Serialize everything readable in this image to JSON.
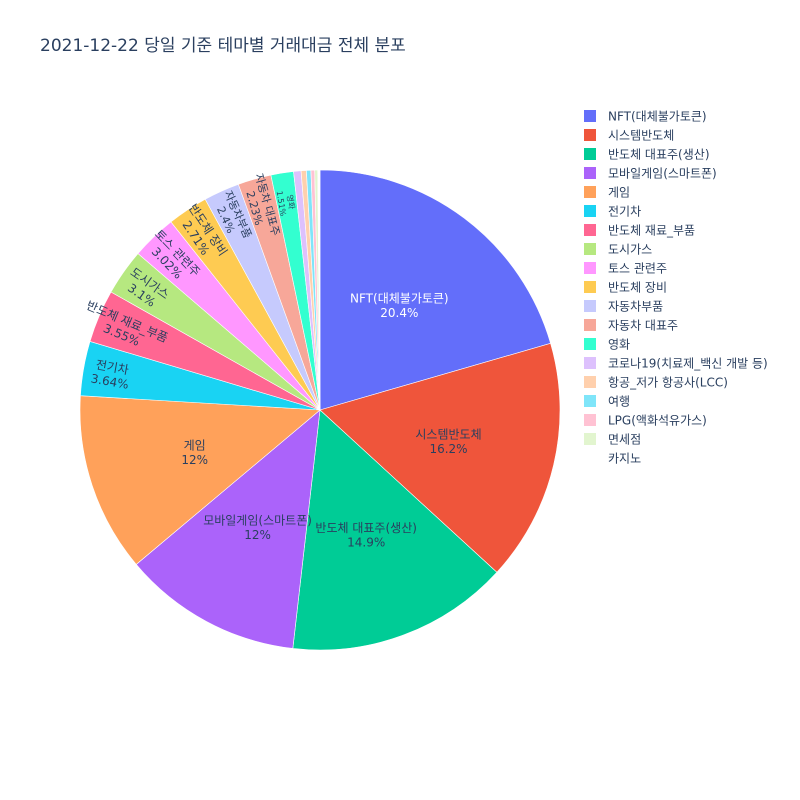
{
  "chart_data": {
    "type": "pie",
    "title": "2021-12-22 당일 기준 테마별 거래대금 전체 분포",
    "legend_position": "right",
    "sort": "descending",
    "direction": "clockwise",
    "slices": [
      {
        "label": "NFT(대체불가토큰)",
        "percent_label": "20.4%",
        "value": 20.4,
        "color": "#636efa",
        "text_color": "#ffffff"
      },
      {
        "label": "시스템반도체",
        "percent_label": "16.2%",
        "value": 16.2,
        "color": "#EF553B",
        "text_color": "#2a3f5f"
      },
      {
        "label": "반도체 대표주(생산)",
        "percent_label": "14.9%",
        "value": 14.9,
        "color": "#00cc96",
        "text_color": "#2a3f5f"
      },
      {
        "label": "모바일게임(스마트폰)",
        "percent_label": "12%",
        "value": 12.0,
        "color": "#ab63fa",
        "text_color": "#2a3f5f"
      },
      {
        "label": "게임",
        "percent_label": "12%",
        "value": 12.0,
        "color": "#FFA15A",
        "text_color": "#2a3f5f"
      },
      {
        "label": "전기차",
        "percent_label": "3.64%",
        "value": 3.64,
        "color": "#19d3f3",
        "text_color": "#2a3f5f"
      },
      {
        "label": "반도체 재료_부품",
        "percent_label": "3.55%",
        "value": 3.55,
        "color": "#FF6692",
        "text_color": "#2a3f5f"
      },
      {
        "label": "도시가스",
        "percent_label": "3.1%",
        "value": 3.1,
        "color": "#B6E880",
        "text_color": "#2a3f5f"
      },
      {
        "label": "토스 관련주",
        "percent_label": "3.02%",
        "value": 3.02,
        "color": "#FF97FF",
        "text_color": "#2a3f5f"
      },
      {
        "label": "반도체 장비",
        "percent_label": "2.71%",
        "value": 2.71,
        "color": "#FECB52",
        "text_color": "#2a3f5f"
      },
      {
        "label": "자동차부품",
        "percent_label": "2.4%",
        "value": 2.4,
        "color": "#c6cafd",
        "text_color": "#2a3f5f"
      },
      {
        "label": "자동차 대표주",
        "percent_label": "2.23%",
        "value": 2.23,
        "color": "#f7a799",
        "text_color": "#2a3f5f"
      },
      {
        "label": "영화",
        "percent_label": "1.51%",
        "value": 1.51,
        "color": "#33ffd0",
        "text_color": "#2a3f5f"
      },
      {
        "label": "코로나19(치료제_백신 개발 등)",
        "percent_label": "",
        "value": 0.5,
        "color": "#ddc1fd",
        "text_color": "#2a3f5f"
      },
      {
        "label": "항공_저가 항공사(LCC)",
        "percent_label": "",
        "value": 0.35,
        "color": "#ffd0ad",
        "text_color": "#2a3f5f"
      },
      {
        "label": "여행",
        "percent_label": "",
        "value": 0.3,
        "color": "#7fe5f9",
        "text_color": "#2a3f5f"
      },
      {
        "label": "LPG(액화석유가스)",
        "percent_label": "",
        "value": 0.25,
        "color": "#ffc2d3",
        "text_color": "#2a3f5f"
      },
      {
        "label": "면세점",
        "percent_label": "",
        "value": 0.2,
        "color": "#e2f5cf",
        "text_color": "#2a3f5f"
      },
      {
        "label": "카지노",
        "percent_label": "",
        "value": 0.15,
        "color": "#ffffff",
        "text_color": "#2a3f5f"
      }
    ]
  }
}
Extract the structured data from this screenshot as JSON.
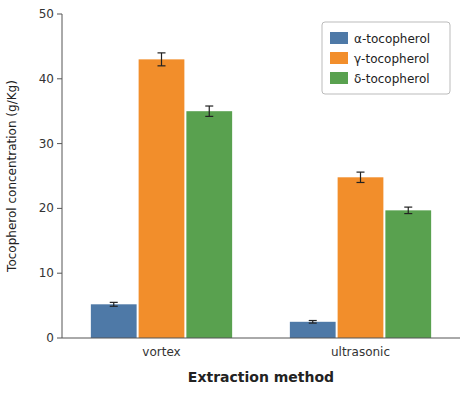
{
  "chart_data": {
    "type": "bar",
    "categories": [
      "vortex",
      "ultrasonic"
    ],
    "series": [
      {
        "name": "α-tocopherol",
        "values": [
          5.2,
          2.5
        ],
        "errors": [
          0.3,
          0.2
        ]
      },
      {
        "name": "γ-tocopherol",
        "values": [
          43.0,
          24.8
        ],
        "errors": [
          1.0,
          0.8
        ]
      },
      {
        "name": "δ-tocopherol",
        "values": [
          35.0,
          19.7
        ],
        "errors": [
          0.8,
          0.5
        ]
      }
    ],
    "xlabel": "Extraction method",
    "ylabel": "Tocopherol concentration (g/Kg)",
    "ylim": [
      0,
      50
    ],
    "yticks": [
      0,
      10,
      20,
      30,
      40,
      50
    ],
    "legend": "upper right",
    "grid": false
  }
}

**Problem to work on**
Omit the pictures, then quote the rest of the material above exactly.

**Exercise result**
Serialize everything readable in this image to JSON.
{
  "chart_data": {
    "type": "pie",
    "title": "2021-12-22 당일 기준 테마별 거래대금 전체 분포",
    "legend_position": "right",
    "sort": "descending",
    "direction": "clockwise",
    "slices": [
      {
        "label": "NFT(대체불가토큰)",
        "percent_label": "20.4%",
        "value": 20.4,
        "color": "#636efa",
        "text_color": "#ffffff"
      },
      {
        "label": "시스템반도체",
        "percent_label": "16.2%",
        "value": 16.2,
        "color": "#EF553B",
        "text_color": "#2a3f5f"
      },
      {
        "label": "반도체 대표주(생산)",
        "percent_label": "14.9%",
        "value": 14.9,
        "color": "#00cc96",
        "text_color": "#2a3f5f"
      },
      {
        "label": "모바일게임(스마트폰)",
        "percent_label": "12%",
        "value": 12.0,
        "color": "#ab63fa",
        "text_color": "#2a3f5f"
      },
      {
        "label": "게임",
        "percent_label": "12%",
        "value": 12.0,
        "color": "#FFA15A",
        "text_color": "#2a3f5f"
      },
      {
        "label": "전기차",
        "percent_label": "3.64%",
        "value": 3.64,
        "color": "#19d3f3",
        "text_color": "#2a3f5f"
      },
      {
        "label": "반도체 재료_부품",
        "percent_label": "3.55%",
        "value": 3.55,
        "color": "#FF6692",
        "text_color": "#2a3f5f"
      },
      {
        "label": "도시가스",
        "percent_label": "3.1%",
        "value": 3.1,
        "color": "#B6E880",
        "text_color": "#2a3f5f"
      },
      {
        "label": "토스 관련주",
        "percent_label": "3.02%",
        "value": 3.02,
        "color": "#FF97FF",
        "text_color": "#2a3f5f"
      },
      {
        "label": "반도체 장비",
        "percent_label": "2.71%",
        "value": 2.71,
        "color": "#FECB52",
        "text_color": "#2a3f5f"
      },
      {
        "label": "자동차부품",
        "percent_label": "2.4%",
        "value": 2.4,
        "color": "#c6cafd",
        "text_color": "#2a3f5f"
      },
      {
        "label": "자동차 대표주",
        "percent_label": "2.23%",
        "value": 2.23,
        "color": "#f7a799",
        "text_color": "#2a3f5f"
      },
      {
        "label": "영화",
        "percent_label": "1.51%",
        "value": 1.51,
        "color": "#33ffd0",
        "text_color": "#2a3f5f"
      },
      {
        "label": "코로나19(치료제_백신 개발 등)",
        "percent_label": "",
        "value": 0.5,
        "color": "#ddc1fd",
        "text_color": "#2a3f5f"
      },
      {
        "label": "항공_저가 항공사(LCC)",
        "percent_label": "",
        "value": 0.35,
        "color": "#ffd0ad",
        "text_color": "#2a3f5f"
      },
      {
        "label": "여행",
        "percent_label": "",
        "value": 0.3,
        "color": "#7fe5f9",
        "text_color": "#2a3f5f"
      },
      {
        "label": "LPG(액화석유가스)",
        "percent_label": "",
        "value": 0.25,
        "color": "#ffc2d3",
        "text_color": "#2a3f5f"
      },
      {
        "label": "면세점",
        "percent_label": "",
        "value": 0.2,
        "color": "#e2f5cf",
        "text_color": "#2a3f5f"
      },
      {
        "label": "카지노",
        "percent_label": "",
        "value": 0.15,
        "color": "#ffffff",
        "text_color": "#2a3f5f"
      }
    ]
  }
}
Extract the structured data from this screenshot as JSON.
{
  "chart_data": {
    "type": "bar",
    "categories": [
      "vortex",
      "ultrasonic"
    ],
    "series": [
      {
        "name": "α-tocopherol",
        "values": [
          5.2,
          2.5
        ],
        "errors": [
          0.3,
          0.2
        ]
      },
      {
        "name": "γ-tocopherol",
        "values": [
          43.0,
          24.8
        ],
        "errors": [
          1.0,
          0.8
        ]
      },
      {
        "name": "δ-tocopherol",
        "values": [
          35.0,
          19.7
        ],
        "errors": [
          0.8,
          0.5
        ]
      }
    ],
    "xlabel": "Extraction method",
    "ylabel": "Tocopherol concentration (g/Kg)",
    "ylim": [
      0,
      50
    ],
    "yticks": [
      0,
      10,
      20,
      30,
      40,
      50
    ],
    "legend": "upper right",
    "grid": false
  }
}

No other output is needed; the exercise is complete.